# Requirements:
Filter the entries, keeping every line with the word "brändijoukon".

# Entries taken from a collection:
=======
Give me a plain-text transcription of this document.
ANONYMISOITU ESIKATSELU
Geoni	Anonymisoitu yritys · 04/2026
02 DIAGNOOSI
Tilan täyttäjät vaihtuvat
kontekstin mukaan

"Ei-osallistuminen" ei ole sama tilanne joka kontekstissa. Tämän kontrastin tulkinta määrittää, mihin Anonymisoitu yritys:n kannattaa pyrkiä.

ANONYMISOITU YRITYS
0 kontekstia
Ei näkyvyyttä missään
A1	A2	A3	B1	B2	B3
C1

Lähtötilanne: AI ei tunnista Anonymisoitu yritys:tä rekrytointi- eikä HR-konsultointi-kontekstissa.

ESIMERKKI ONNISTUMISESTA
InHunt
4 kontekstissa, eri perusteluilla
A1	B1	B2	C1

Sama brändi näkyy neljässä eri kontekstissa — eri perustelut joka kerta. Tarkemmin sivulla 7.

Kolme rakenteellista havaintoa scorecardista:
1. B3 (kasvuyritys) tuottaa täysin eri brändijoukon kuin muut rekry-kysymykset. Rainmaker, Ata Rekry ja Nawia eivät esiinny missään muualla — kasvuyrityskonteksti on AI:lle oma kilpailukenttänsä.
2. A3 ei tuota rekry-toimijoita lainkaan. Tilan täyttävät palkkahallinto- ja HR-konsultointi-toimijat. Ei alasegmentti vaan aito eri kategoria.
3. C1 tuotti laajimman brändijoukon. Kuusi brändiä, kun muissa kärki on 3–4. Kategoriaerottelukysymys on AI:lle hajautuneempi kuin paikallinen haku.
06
=======
# Response below:
1. B3 (kasvuyritys) tuottaa täysin eri brändijoukon kuin muut rekry-kysymykset. Rainmaker, Ata Rekry ja Nawia eivät esiinny missään muualla — kasvuyrityskonteksti on AI:lle oma kilpailukenttänsä.
3. C1 tuotti laajimman brändijoukon. Kuusi brändiä, kun muissa kärki on 3–4. Kategoriaerottelukysymys on AI:lle hajautuneempi kuin paikallinen haku.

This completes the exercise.